Stated goal:
Locate all lines with the word "this". Copy them.

** Begin Provided records **

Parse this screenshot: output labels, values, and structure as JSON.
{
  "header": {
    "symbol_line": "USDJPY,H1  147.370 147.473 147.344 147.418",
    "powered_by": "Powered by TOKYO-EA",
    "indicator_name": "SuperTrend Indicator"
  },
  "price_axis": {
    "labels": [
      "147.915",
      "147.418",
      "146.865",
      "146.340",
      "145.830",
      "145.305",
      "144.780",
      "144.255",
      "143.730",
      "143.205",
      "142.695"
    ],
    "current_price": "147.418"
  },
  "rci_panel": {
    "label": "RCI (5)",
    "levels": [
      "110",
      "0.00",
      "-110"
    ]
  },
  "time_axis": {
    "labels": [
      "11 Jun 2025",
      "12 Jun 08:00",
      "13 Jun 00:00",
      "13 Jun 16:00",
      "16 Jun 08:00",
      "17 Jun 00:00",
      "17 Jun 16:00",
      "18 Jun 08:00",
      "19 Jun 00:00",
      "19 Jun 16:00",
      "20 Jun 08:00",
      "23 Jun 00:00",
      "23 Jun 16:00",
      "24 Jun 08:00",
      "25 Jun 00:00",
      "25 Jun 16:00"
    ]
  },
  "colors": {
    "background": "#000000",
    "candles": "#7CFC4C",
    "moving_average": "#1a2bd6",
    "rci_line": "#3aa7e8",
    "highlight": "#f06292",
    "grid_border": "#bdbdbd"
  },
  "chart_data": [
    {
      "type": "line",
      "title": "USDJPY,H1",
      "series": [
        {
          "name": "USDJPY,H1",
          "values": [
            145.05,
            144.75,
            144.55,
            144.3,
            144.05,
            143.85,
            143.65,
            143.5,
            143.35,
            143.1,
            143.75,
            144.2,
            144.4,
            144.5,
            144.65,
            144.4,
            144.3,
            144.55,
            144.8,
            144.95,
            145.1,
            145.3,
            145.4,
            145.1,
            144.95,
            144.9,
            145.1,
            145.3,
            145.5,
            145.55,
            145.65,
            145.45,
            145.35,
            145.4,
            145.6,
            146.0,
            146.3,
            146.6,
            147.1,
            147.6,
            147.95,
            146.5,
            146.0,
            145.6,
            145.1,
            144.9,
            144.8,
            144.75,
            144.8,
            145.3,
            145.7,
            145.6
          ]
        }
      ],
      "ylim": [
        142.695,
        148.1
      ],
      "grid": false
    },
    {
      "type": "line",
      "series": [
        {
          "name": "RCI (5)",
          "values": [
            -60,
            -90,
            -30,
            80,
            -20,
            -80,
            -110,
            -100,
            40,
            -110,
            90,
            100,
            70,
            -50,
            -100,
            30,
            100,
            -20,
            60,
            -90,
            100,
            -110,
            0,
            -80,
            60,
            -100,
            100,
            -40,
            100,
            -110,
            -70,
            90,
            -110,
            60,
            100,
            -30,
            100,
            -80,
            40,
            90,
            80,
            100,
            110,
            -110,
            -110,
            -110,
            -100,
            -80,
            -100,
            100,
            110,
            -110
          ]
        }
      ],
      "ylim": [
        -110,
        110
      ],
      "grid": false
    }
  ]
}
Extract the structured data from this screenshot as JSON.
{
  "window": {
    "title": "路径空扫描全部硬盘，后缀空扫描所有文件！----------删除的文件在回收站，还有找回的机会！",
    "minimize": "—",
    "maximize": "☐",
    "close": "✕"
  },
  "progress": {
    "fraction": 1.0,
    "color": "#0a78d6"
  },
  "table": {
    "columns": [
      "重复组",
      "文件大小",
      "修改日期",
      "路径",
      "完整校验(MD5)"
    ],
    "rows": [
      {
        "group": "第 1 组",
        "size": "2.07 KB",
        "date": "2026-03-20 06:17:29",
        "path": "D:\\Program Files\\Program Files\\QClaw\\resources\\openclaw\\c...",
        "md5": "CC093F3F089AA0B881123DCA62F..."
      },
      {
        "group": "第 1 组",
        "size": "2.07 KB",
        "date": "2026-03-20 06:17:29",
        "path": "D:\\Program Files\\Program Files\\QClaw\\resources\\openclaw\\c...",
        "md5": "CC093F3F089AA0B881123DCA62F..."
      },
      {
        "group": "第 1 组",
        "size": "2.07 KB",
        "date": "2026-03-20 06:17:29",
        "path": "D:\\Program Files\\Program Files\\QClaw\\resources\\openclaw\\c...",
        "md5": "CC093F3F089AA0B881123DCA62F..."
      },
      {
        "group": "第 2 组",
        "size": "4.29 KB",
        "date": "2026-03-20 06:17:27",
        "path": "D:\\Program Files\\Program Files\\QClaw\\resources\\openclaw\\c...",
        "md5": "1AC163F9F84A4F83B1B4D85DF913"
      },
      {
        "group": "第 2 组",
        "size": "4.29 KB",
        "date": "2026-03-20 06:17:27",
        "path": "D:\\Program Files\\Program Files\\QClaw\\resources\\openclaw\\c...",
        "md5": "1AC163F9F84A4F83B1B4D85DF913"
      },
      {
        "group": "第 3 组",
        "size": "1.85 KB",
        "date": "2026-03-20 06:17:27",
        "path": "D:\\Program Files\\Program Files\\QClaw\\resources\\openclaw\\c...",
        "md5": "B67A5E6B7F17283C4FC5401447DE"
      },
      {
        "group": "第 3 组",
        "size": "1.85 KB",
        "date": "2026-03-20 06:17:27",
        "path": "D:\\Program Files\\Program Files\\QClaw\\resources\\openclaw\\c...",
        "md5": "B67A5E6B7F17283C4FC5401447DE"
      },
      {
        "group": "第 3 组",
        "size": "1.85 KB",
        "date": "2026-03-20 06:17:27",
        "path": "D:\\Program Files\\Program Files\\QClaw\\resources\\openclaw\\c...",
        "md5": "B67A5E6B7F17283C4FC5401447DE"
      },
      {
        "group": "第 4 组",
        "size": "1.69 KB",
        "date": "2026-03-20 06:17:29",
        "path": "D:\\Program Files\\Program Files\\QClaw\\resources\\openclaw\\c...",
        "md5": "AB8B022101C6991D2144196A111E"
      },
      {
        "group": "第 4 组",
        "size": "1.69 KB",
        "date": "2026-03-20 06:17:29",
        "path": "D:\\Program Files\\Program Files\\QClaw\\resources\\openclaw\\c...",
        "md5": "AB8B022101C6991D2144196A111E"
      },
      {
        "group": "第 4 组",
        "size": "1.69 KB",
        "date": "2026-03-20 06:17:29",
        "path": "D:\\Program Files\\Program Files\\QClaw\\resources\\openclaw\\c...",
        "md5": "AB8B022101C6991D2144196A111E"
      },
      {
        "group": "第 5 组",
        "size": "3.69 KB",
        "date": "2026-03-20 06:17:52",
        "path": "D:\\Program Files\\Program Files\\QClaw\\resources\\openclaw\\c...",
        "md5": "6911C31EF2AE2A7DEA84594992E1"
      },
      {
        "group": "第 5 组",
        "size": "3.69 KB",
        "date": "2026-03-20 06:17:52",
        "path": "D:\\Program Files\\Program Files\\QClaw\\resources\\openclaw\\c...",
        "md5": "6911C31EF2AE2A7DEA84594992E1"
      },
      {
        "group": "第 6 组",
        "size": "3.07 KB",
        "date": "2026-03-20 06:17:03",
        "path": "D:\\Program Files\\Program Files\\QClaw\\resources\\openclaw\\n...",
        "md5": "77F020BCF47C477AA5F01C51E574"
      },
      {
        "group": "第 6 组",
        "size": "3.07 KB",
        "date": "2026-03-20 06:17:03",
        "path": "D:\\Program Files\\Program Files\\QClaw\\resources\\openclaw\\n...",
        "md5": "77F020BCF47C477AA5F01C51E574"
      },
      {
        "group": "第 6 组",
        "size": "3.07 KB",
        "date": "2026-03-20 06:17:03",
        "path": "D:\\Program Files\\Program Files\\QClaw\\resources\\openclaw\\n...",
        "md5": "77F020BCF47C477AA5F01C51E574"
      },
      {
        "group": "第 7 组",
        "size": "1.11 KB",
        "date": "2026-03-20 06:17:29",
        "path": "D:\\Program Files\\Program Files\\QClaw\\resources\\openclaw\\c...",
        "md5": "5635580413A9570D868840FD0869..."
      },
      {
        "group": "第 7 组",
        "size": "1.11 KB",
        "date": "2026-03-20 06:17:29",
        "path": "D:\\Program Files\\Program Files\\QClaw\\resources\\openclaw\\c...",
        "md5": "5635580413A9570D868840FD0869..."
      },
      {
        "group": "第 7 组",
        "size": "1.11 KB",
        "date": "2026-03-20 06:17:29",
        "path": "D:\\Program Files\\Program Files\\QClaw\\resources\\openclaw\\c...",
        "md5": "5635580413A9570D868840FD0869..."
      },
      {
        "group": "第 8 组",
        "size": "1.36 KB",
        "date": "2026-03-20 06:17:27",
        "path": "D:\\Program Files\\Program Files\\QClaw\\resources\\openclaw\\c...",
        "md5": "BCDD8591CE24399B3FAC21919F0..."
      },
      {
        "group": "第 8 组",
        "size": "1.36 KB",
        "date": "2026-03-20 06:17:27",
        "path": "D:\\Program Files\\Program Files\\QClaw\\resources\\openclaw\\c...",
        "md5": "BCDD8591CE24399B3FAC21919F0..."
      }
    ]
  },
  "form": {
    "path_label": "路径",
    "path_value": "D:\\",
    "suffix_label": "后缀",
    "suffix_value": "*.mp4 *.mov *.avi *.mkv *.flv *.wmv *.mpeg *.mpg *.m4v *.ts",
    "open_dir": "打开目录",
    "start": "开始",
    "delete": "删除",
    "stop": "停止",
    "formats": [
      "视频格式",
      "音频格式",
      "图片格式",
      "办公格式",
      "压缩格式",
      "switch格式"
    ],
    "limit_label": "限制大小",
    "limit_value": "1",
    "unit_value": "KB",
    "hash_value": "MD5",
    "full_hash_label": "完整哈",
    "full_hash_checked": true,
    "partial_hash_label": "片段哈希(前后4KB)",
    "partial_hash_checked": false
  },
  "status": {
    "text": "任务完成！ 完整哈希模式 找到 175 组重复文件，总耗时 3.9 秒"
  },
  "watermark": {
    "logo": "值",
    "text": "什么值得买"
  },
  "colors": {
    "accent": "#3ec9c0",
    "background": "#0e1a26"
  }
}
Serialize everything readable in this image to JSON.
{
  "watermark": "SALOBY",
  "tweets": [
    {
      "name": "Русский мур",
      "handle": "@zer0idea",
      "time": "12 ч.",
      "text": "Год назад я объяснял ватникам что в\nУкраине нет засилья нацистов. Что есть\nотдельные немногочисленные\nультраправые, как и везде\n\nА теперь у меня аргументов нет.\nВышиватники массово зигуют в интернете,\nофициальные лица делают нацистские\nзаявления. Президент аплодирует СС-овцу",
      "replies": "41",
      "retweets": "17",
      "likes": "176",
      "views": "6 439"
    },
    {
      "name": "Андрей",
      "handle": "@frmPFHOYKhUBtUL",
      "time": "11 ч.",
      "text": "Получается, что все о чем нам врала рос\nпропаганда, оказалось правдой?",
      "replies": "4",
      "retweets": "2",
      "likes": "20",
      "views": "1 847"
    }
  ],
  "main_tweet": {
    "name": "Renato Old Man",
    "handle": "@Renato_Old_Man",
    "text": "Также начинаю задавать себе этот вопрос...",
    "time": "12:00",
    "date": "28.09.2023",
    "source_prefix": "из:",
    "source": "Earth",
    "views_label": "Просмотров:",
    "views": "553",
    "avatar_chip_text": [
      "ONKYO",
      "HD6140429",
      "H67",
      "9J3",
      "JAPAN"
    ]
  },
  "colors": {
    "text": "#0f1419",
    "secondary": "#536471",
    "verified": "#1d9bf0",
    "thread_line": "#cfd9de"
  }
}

** End Provided records **

Output below:
Parse this screenshot: output labels, values, and structure as JSON.
Extract the structured data from this screenshot as JSON.
Serialize everything readable in this image to JSON.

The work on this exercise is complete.